Problem details:
Exact repetition is required: output every record in full.

[Entries from a dataset]

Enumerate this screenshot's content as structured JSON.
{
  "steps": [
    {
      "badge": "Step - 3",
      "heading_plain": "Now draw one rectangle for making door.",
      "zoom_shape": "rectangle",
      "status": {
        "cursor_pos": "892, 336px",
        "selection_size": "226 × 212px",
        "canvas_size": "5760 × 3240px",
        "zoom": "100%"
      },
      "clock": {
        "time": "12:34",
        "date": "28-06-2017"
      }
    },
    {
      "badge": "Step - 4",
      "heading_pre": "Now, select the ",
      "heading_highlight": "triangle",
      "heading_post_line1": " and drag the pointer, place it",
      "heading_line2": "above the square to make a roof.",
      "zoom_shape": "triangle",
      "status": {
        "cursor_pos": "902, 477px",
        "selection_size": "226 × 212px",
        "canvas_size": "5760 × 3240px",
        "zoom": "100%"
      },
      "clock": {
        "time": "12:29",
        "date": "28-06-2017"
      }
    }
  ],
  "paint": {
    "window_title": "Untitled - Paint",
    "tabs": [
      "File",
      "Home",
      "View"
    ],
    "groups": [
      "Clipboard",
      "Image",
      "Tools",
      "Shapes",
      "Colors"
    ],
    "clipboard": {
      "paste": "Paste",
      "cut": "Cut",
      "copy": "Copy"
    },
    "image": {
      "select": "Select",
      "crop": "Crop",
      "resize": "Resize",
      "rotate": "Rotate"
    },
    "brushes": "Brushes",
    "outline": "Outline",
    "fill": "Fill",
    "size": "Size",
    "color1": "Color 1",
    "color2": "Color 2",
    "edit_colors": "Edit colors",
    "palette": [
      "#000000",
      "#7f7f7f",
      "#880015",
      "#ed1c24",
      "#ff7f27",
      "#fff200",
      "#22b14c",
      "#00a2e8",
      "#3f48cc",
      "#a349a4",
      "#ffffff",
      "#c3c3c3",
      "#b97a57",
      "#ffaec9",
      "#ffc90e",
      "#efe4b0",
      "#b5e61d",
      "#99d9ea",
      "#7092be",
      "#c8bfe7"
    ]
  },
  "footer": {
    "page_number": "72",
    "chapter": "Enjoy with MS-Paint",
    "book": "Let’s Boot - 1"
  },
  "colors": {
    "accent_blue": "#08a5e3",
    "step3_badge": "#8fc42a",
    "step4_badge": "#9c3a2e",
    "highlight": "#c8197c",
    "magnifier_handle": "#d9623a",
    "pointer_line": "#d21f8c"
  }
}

Expected answer:
Enumerate this screenshot's content as structured JSON.
{
  "steps": [
    {
      "badge": "Step - 3",
      "heading_plain": "Now draw one rectangle for making door.",
      "zoom_shape": "rectangle",
      "status": {
        "cursor_pos": "892, 336px",
        "selection_size": "226 × 212px",
        "canvas_size": "5760 × 3240px",
        "zoom": "100%"
      },
      "clock": {
        "time": "12:34",
        "date": "28-06-2017"
      }
    },
    {
      "badge": "Step - 4",
      "heading_pre": "Now, select the ",
      "heading_highlight": "triangle",
      "heading_post_line1": " and drag the pointer, place it",
      "heading_line2": "above the square to make a roof.",
      "zoom_shape": "triangle",
      "status": {
        "cursor_pos": "902, 477px",
        "selection_size": "226 × 212px",
        "canvas_size": "5760 × 3240px",
        "zoom": "100%"
      },
      "clock": {
        "time": "12:29",
        "date": "28-06-2017"
      }
    }
  ],
  "paint": {
    "window_title": "Untitled - Paint",
    "tabs": [
      "File",
      "Home",
      "View"
    ],
    "groups": [
      "Clipboard",
      "Image",
      "Tools",
      "Shapes",
      "Colors"
    ],
    "clipboard": {
      "paste": "Paste",
      "cut": "Cut",
      "copy": "Copy"
    },
    "image": {
      "select": "Select",
      "crop": "Crop",
      "resize": "Resize",
      "rotate": "Rotate"
    },
    "brushes": "Brushes",
    "outline": "Outline",
    "fill": "Fill",
    "size": "Size",
    "color1": "Color 1",
    "color2": "Color 2",
    "edit_colors": "Edit colors",
    "palette": [
      "#000000",
      "#7f7f7f",
      "#880015",
      "#ed1c24",
      "#ff7f27",
      "#fff200",
      "#22b14c",
      "#00a2e8",
      "#3f48cc",
      "#a349a4",
      "#ffffff",
      "#c3c3c3",
      "#b97a57",
      "#ffaec9",
      "#ffc90e",
      "#efe4b0",
      "#b5e61d",
      "#99d9ea",
      "#7092be",
      "#c8bfe7"
    ]
  },
  "footer": {
    "page_number": "72",
    "chapter": "Enjoy with MS-Paint",
    "book": "Let’s Boot - 1"
  },
  "colors": {
    "accent_blue": "#08a5e3",
    "step3_badge": "#8fc42a",
    "step4_badge": "#9c3a2e",
    "highlight": "#c8197c",
    "magnifier_handle": "#d9623a",
    "pointer_line": "#d21f8c"
  }
}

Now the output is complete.